DATASET EXCERPTS:
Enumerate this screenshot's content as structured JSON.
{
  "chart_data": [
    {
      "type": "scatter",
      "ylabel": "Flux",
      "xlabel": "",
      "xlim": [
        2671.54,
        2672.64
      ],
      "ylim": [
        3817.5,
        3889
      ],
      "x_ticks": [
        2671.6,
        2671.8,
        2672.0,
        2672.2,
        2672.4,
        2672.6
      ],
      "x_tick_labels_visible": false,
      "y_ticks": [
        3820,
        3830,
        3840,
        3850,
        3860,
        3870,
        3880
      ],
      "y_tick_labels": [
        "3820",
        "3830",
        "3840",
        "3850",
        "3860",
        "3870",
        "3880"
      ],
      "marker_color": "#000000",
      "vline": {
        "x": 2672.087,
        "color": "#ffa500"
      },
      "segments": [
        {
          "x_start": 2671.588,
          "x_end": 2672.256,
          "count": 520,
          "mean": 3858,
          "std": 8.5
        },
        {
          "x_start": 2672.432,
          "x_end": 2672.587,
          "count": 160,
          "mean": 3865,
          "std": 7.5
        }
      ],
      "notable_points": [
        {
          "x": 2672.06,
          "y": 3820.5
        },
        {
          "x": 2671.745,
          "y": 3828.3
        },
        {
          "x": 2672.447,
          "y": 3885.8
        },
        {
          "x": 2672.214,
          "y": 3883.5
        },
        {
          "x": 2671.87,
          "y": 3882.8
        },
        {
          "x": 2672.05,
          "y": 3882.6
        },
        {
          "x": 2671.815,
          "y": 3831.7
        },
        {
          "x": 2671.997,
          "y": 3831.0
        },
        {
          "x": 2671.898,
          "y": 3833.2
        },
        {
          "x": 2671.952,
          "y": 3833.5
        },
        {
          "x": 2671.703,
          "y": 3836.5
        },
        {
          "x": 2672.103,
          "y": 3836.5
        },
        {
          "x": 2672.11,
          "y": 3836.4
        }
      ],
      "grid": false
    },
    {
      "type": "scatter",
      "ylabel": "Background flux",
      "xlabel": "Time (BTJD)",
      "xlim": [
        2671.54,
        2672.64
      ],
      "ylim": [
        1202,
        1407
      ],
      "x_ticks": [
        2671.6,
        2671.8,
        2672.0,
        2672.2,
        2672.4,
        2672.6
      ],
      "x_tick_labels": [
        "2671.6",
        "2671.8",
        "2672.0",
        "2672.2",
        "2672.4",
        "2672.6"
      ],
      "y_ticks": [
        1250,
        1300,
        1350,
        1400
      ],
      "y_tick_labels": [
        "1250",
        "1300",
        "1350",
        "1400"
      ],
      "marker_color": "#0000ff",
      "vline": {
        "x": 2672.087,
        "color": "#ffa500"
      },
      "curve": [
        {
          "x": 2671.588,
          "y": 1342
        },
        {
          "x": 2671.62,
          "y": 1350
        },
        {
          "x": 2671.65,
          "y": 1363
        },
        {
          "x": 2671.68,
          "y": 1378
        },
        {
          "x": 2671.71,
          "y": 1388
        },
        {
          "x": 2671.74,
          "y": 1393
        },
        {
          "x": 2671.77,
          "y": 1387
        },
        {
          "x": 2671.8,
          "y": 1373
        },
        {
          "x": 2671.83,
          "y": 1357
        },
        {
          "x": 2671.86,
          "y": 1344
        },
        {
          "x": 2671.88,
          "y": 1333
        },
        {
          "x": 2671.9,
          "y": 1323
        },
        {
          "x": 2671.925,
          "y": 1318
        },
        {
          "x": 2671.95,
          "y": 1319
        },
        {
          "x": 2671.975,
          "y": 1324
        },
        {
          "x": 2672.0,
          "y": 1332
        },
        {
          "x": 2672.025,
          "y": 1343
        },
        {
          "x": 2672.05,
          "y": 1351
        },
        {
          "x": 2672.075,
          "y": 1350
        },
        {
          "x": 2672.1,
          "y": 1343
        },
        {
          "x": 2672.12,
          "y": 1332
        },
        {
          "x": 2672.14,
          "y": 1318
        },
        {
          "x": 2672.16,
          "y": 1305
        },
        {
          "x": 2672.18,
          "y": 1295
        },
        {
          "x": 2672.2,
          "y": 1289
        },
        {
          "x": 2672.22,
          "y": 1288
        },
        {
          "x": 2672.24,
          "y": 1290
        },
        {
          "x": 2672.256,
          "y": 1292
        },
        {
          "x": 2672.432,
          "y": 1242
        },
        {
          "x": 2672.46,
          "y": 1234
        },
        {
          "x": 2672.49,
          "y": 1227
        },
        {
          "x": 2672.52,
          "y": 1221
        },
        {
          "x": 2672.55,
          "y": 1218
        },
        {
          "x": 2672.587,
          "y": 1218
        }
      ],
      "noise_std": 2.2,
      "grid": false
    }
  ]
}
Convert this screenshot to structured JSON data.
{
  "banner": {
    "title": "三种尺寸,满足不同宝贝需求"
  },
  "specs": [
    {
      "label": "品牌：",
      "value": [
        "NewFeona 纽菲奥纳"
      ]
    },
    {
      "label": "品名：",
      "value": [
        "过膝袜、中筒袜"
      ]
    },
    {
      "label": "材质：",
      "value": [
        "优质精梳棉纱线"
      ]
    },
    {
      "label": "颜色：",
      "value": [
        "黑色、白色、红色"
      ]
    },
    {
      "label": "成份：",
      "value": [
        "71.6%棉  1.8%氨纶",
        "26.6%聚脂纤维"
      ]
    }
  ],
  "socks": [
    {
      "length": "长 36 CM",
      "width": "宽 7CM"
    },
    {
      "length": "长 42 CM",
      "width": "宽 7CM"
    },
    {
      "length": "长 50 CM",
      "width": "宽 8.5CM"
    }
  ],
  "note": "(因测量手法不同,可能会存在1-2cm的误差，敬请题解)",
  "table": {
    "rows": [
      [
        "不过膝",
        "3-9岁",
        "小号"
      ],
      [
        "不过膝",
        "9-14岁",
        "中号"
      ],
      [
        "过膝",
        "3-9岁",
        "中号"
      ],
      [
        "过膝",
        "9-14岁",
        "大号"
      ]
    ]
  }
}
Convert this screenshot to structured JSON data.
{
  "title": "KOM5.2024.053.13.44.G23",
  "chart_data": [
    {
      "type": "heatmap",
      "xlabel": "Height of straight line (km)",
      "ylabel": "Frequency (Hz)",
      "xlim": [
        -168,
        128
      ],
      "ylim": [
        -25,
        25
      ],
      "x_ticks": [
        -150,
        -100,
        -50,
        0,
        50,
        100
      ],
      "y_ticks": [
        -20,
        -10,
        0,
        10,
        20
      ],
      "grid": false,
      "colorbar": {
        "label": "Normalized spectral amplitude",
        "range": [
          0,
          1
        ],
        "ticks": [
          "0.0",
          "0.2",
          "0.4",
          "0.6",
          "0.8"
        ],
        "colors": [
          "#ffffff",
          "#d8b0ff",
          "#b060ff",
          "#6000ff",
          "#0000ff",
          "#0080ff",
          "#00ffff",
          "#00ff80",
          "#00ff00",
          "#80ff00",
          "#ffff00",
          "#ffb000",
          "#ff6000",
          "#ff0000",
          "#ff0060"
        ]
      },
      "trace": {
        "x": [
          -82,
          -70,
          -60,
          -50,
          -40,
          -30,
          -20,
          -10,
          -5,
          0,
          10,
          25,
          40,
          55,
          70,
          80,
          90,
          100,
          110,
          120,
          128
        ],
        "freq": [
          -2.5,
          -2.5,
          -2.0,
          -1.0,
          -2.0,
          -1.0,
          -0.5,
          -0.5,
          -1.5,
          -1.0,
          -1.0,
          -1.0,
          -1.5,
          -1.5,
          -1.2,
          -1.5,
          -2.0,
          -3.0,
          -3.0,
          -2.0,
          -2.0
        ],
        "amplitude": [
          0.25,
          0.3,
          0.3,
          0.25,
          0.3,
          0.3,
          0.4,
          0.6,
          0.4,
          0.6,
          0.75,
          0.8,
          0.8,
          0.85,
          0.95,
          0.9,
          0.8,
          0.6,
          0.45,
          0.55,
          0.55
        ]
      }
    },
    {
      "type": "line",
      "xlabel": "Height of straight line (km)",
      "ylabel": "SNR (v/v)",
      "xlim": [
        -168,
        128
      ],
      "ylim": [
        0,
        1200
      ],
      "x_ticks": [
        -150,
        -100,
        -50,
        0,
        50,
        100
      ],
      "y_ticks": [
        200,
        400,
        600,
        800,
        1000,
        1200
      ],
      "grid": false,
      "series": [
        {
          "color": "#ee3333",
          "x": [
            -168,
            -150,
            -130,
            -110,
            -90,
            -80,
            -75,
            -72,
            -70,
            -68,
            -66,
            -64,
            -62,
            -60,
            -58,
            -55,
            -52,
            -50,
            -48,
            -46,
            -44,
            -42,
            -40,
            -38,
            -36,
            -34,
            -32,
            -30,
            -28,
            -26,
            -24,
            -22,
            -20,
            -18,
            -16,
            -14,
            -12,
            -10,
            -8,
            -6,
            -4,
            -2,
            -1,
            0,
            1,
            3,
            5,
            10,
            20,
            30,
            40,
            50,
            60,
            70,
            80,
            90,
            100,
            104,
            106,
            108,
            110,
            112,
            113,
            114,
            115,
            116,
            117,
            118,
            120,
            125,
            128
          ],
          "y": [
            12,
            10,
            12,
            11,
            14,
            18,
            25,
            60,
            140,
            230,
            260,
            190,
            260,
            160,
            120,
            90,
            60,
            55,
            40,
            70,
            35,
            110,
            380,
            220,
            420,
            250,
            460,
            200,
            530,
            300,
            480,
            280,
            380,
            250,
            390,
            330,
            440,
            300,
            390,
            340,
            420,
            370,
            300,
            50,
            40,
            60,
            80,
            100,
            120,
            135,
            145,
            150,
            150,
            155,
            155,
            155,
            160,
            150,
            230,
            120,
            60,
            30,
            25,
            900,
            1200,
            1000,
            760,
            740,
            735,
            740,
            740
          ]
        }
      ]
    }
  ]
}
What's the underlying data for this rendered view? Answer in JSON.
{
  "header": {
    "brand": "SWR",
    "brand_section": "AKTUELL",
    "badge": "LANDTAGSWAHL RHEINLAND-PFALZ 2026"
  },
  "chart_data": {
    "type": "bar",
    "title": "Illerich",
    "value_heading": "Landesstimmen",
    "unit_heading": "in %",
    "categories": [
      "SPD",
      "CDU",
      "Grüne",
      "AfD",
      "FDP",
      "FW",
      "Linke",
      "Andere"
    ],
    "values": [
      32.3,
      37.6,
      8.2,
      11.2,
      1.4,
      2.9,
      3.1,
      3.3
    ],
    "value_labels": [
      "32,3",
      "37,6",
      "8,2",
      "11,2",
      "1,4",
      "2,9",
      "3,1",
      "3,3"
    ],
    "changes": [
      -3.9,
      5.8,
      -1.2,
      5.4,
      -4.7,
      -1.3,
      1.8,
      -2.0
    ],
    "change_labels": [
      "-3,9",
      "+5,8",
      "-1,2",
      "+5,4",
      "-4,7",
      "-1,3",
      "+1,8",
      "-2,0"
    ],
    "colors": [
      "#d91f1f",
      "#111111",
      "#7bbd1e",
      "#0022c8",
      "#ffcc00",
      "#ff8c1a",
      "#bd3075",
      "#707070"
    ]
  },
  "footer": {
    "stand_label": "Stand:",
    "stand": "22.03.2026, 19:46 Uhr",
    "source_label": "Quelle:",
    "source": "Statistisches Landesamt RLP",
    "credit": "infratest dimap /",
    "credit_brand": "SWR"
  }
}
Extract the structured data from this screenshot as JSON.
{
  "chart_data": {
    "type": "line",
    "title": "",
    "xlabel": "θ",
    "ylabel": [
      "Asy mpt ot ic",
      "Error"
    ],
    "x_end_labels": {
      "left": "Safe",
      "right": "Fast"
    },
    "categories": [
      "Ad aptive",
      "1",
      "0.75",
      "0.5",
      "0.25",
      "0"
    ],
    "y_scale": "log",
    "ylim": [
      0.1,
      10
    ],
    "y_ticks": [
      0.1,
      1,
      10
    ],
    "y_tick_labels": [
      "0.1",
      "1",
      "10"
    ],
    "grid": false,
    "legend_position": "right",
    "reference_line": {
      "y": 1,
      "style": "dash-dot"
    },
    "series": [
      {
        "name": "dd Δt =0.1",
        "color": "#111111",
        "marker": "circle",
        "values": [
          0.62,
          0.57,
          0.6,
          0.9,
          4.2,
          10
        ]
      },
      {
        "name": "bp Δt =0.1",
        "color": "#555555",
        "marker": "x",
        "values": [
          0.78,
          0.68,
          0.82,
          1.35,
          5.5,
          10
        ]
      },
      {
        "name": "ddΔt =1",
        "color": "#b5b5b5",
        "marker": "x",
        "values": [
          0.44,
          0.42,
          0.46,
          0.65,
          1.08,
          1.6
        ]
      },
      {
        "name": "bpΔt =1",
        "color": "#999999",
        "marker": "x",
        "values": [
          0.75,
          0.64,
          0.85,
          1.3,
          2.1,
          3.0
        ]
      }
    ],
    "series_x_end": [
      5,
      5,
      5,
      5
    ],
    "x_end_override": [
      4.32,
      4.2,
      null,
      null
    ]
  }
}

INSTRUCTIONS TO FOLLOW: From the records above, copy every line that holds the word "type".

FULL OUTPUT:
      "type": "scatter",
      "type": "scatter",
      "type": "heatmap",
      "type": "line",
    "type": "bar",
    "type": "line",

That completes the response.